- _Problem statement_: Could you copy the lines of the listing below verbatim, starting at the line that contains "table-cell-hours: 30 óra Külön" and ending at the line that contains "page-number: 16 xyxy=(921,1460,944,1481)", with both of those lines included?

- _Given records_:

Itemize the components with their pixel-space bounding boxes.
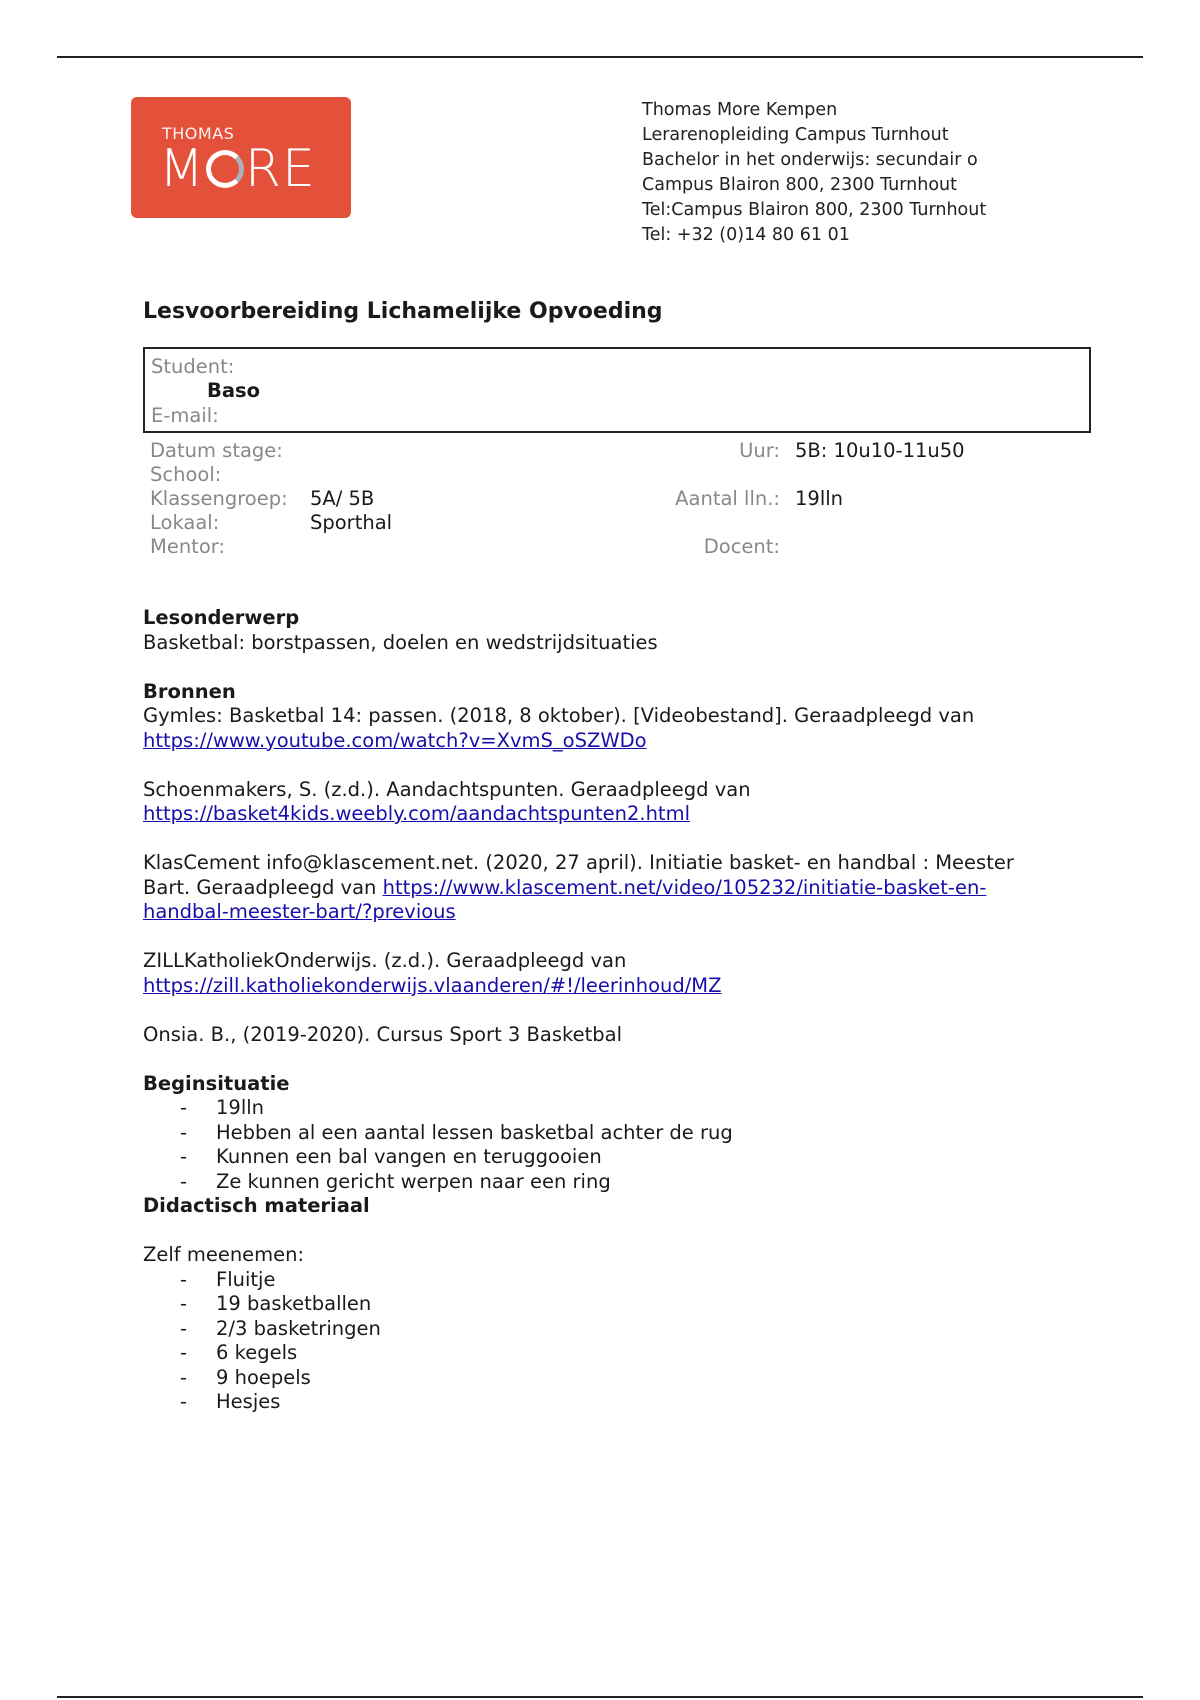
list-item: - Kunnen een bal vangen en teruggooien xyxy=(143,1145,1083,1170)
lesonderwerp-text: Basketbal: borstpassen, doelen en wedstrijdsituaties xyxy=(143,630,658,654)
org-line: Lerarenopleiding Campus Turnhout xyxy=(642,125,949,145)
logo-line-thomas: THOMAS xyxy=(162,124,235,143)
lokaal-value: Sporthal xyxy=(310,511,393,534)
list-item: - Fluitje xyxy=(143,1268,1083,1293)
list-item: - 6 kegels xyxy=(143,1341,1083,1366)
source-link-zill[interactable]: https://zill.katholiekonderwijs.vlaanderen/#!/leerinhoud/MZ xyxy=(143,973,722,997)
top-divider xyxy=(57,56,1143,58)
list-item: - 2/3 basketringen xyxy=(143,1317,1083,1342)
source-text: Onsia. B., (2019-2020). Cursus Sport 3 Basketbal xyxy=(143,1022,622,1046)
list-item: - 19lln xyxy=(143,1096,1083,1121)
list-item: - Hesjes xyxy=(143,1390,1083,1415)
lesonderwerp-heading: Lesonderwerp xyxy=(143,606,300,629)
docent-label: Docent: xyxy=(703,535,780,558)
uur-label: Uur: xyxy=(739,439,780,462)
uur-value: 5B: 10u10-11u50 xyxy=(795,439,965,462)
bottom-divider xyxy=(57,1696,1143,1698)
student-label: Student: xyxy=(151,355,235,378)
source-text: KlasCement info@klascement.net. (2020, 27 april). Initiatie basket- en handbal : Meester xyxy=(143,851,1014,874)
source-text: ZILLKatholiekOnderwijs. (z.d.). Geraadpleegd van xyxy=(143,949,627,972)
beginsituatie-list xyxy=(143,1096,1083,1194)
institution-address xyxy=(642,98,986,248)
aantal-lln-value: 19lln xyxy=(795,487,844,510)
source-link-youtube[interactable]: https://www.youtube.com/watch?v=XvmS_oSZWDo xyxy=(143,728,647,752)
org-line: Tel:Campus Blairon 800, 2300 Turnhout xyxy=(642,200,987,220)
source-link-klascement-continued[interactable]: handbal-meester-bart/?previous xyxy=(143,900,456,923)
org-line: Thomas More Kempen xyxy=(642,100,838,120)
source-text: Schoenmakers, S. (z.d.). Aandachtspunten. Geraadpleegd van xyxy=(143,777,751,801)
materiaal-list xyxy=(143,1268,1083,1415)
datum-stage-label: Datum stage: xyxy=(150,439,283,462)
aantal-lln-label: Aantal lln.: xyxy=(675,487,780,510)
klassengroep-label: Klassengroep: xyxy=(150,487,288,510)
source-text: Gymles: Basketbal 14: passen. (2018, 8 oktober). [Videobestand]. Geraadpleegd van xyxy=(143,704,975,727)
mentor-label: Mentor: xyxy=(150,535,226,558)
list-item: - 19 basketballen xyxy=(143,1292,1083,1317)
email-label: E-mail: xyxy=(151,404,219,427)
lokaal-label: Lokaal: xyxy=(150,511,220,534)
logo-o-ring-icon xyxy=(206,150,244,188)
thomas-more-logo xyxy=(131,97,351,218)
org-line: Tel: +32 (0)14 80 61 01 xyxy=(642,225,850,245)
source-link-klascement[interactable]: https://www.klascement.net/video/105232/initiatie-basket-en- xyxy=(382,875,987,899)
logo-line-more xyxy=(159,139,316,199)
list-item: - Ze kunnen gericht werpen naar een ring xyxy=(143,1170,1083,1195)
materiaal-intro: Zelf meenemen: xyxy=(143,1243,305,1266)
org-line: Campus Blairon 800, 2300 Turnhout xyxy=(642,175,957,195)
bronnen-heading: Bronnen xyxy=(143,679,236,703)
list-item: - 9 hoepels xyxy=(143,1366,1083,1391)
lesson-content xyxy=(143,606,1083,1415)
student-box xyxy=(143,347,1091,433)
beginsituatie-heading: Beginsituatie xyxy=(143,1071,290,1095)
source-text: Bart. Geraadpleegd van xyxy=(143,875,383,899)
school-label: School: xyxy=(150,463,222,486)
page-title: Lesvoorbereiding Lichamelijke Opvoeding xyxy=(143,299,663,324)
list-item: - Hebben al een aantal lessen basketbal achter de rug xyxy=(143,1121,1083,1146)
logo-letter-m: M xyxy=(159,139,205,199)
source-link-basket4kids[interactable]: https://basket4kids.weebly.com/aandachtspunten2.html xyxy=(143,802,690,825)
didactisch-materiaal-heading: Didactisch materiaal xyxy=(143,1194,370,1217)
logo-letters-re: RE xyxy=(244,139,316,199)
klassengroep-value: 5A/ 5B xyxy=(310,487,375,510)
student-name: Baso xyxy=(207,379,261,402)
org-line: Bachelor in het onderwijs: secundair o xyxy=(642,150,978,170)
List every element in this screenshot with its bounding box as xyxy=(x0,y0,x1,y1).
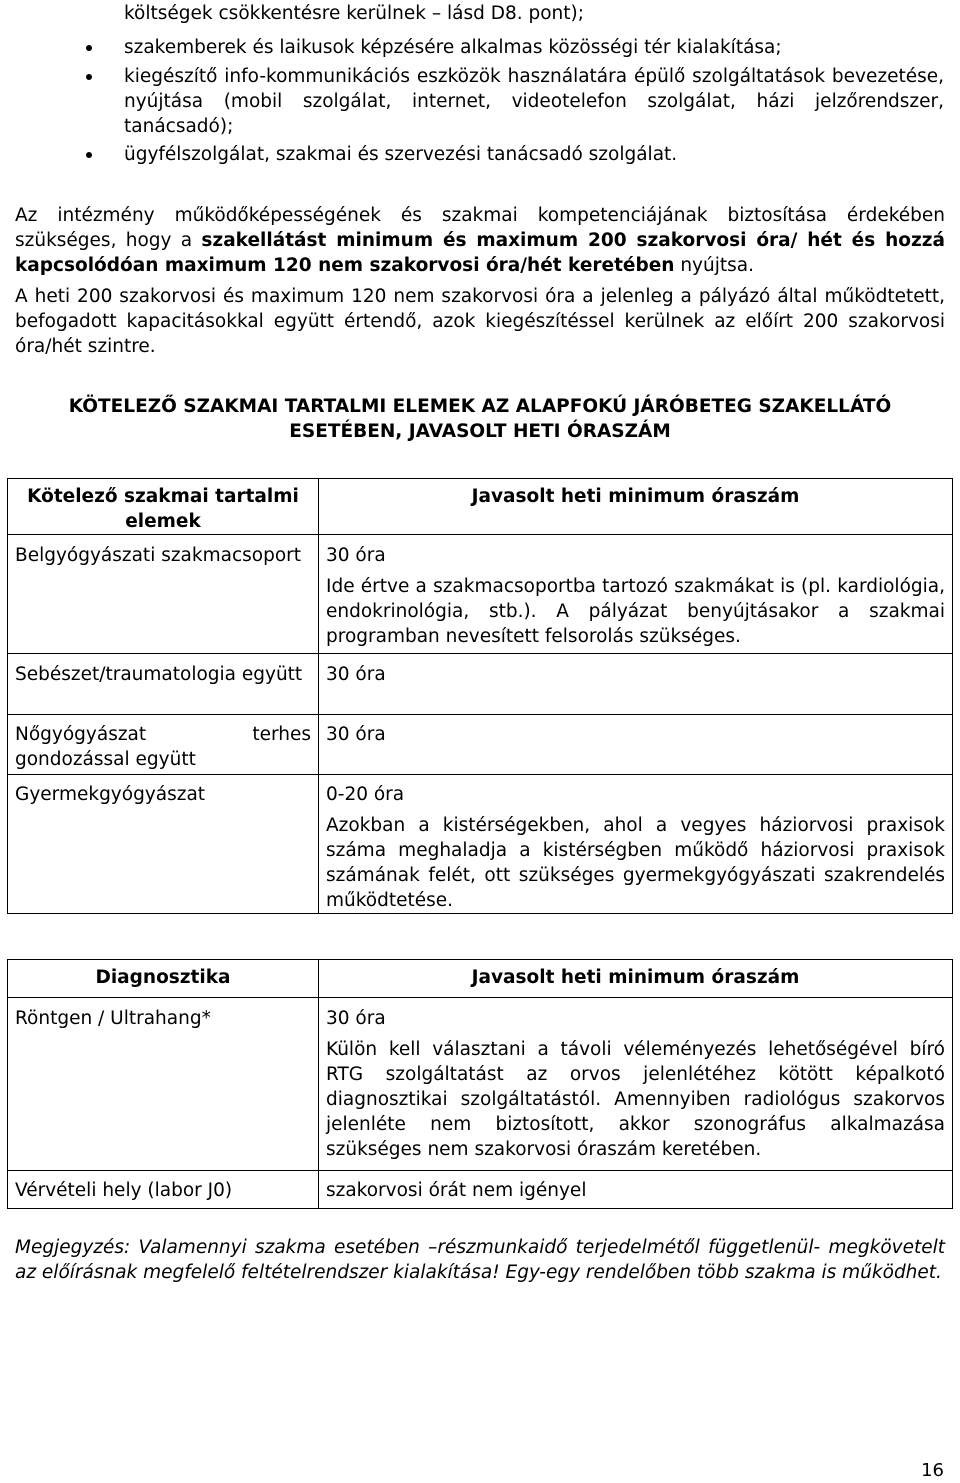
table-cell-hours: 30 óra Külön kell választani a távoli véleményezés lehetőségével bíró RTG szolgáltatást az orvos jelenlétéhez kötött képalkotó diagnosztikai szolgáltatástól. Amennyiben radiológus szakorvos jelenléte nem biztosított, akkor szonográfus alkalmazása szükséges nem szakorvosi óraszám keretében. xyxy=(319,998,953,1171)
paragraph-capacity: Az intézmény működőképességének és szakmai kompetenciájának biztosítása érdekében szükséges, hogy a szakellátást minimum és maximum 200 szakorvosi óra/ hét és hozzá kapcsolódóan maximum 120 nem szakorvosi óra/hét keretében nyújtsa. xyxy=(15,205,945,276)
table-header-row xyxy=(8,479,953,535)
table-cell-hours: 30 óra Ide értve a szakmacsoportba tartozó szakmákat is (pl. kardiológia, endokrinológia, stb.). A pályázat benyújtásakor a szakmai programban nevesített felsorolás szükséges. xyxy=(319,535,953,654)
table-cell-name: Sebészet/traumatologia együtt xyxy=(8,654,319,715)
section-heading: KÖTELEZŐ SZAKMAI TARTALMI ELEMEK AZ ALAPFOKÚ JÁRÓBETEG SZAKELLÁTÓ ESETÉBEN, JAVASOLT HETI ÓRASZÁM xyxy=(68,396,892,442)
table-row xyxy=(8,715,953,775)
page-number: 16 xyxy=(921,1460,944,1481)
paragraph-hours: A heti 200 szakorvosi és maximum 120 nem szakorvosi óra a jelenleg a pályázó által működtetett, befogadott kapacitásokkal együtt értendő, azok kiegészítéssel kerülnek az előírt 200 szakorvosi óra/hét szintre. xyxy=(15,286,945,357)
table-header-cell: Javasolt heti minimum óraszám xyxy=(319,479,953,535)
bullet-dot-icon xyxy=(86,45,92,51)
table-cell-name: Gyermekgyógyászat xyxy=(8,775,319,914)
diagnostics-table xyxy=(7,959,953,1209)
capacity-emphasis: szakellátást minimum és maximum 200 szakorvosi óra/ hét és hozzá kapcsolódóan maximum 120 nem szakorvosi óra/hét keretében xyxy=(15,230,945,276)
footnote: Megjegyzés: Valamennyi szakma esetében –részmunkaidő terjedelmétől függetlenül- megkövetelt az előírásnak megfelelő feltételrendszer kialakítása! Egy-egy rendelőben több szakma is működhet. xyxy=(15,1237,945,1283)
table-row xyxy=(8,654,953,715)
mandatory-elements-table xyxy=(7,478,953,914)
bullet-item: ügyfélszolgálat, szakmai és szervezési tanácsadó szolgálat. xyxy=(124,142,944,167)
table-header-cell: Diagnosztika xyxy=(8,960,319,998)
table-row xyxy=(8,535,953,654)
bullet-dot-icon xyxy=(86,74,92,80)
table-cell-hours: szakorvosi órát nem igényel xyxy=(319,1171,953,1209)
table-cell-hours: 30 óra xyxy=(319,715,953,775)
bullet-item: szakemberek és laikusok képzésére alkalmas közösségi tér kialakítása; xyxy=(124,35,944,60)
table-cell-hours: 30 óra xyxy=(319,654,953,715)
table-cell-name: Belgyógyászati szakmacsoport xyxy=(8,535,319,654)
bullet-dot-icon xyxy=(86,152,92,158)
table-header-row xyxy=(8,960,953,998)
table-row xyxy=(8,1171,953,1209)
table-cell-name: Vérvételi hely (labor J0) xyxy=(8,1171,319,1209)
table-header-cell: Kötelező szakmai tartalmi elemek xyxy=(8,479,319,535)
bullet-continuation: költségek csökkentésre kerülnek – lásd D8. pont); xyxy=(124,3,584,24)
table-row xyxy=(8,775,953,914)
table-cell-name: Nőgyógyászat terhes gondozással együtt xyxy=(8,715,319,775)
table-row xyxy=(8,998,953,1171)
table-header-cell: Javasolt heti minimum óraszám xyxy=(319,960,953,998)
bullet-item: kiegészítő info-kommunikációs eszközök használatára épülő szolgáltatások bevezetése, nyújtása (mobil szolgálat, internet, videotelefon szolgálat, házi jelzőrendszer, tanácsadó); xyxy=(124,64,944,139)
table-cell-hours: 0-20 óra Azokban a kistérségekben, ahol a vegyes háziorvosi praxisok száma meghaladja a kistérségben működő háziorvosi praxisok számának felét, ott szükséges gyermekgyógyászati szakrendelés működtetése. xyxy=(319,775,953,914)
table-cell-name: Röntgen / Ultrahang* xyxy=(8,998,319,1171)
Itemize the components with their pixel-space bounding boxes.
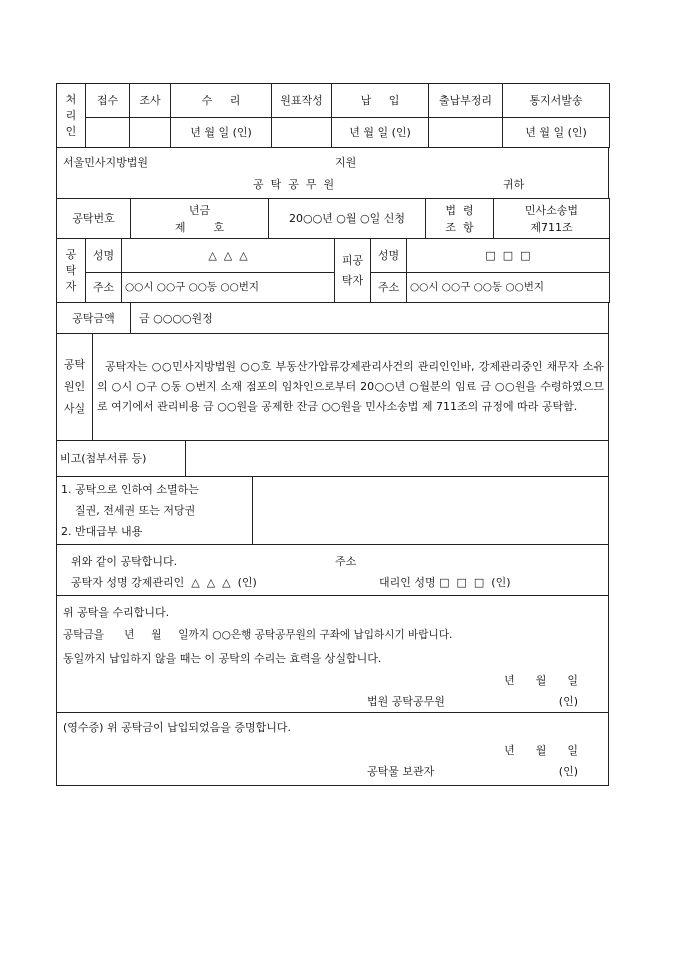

- _Exercise output_:
table-cell-hours: 30 óra Külön kell választani a távoli véleményezés lehetőségével bíró RTG szolgáltatást az orvos jelenlétéhez kötött képalkotó diagnosztikai szolgáltatástól. Amennyiben radiológus szakorvos jelenléte nem biztosított, akkor szonográfus alkalmazása szükséges nem szakorvosi óraszám keretében. xyxy=(319,998,953,1171)
paragraph-capacity: Az intézmény működőképességének és szakmai kompetenciájának biztosítása érdekében szükséges, hogy a szakellátást minimum és maximum 200 szakorvosi óra/ hét és hozzá kapcsolódóan maximum 120 nem szakorvosi óra/hét keretében nyújtsa. xyxy=(15,205,945,276)
table-header-row xyxy=(8,479,953,535)
table-cell-hours: 30 óra Ide értve a szakmacsoportba tartozó szakmákat is (pl. kardiológia, endokrinológia, stb.). A pályázat benyújtásakor a szakmai programban nevesített felsorolás szükséges. xyxy=(319,535,953,654)
table-cell-name: Sebészet/traumatologia együtt xyxy=(8,654,319,715)
section-heading: KÖTELEZŐ SZAKMAI TARTALMI ELEMEK AZ ALAPFOKÚ JÁRÓBETEG SZAKELLÁTÓ ESETÉBEN, JAVASOLT HETI ÓRASZÁM xyxy=(68,396,892,442)
table-row xyxy=(8,715,953,775)
page-number: 16 xyxy=(921,1460,944,1481)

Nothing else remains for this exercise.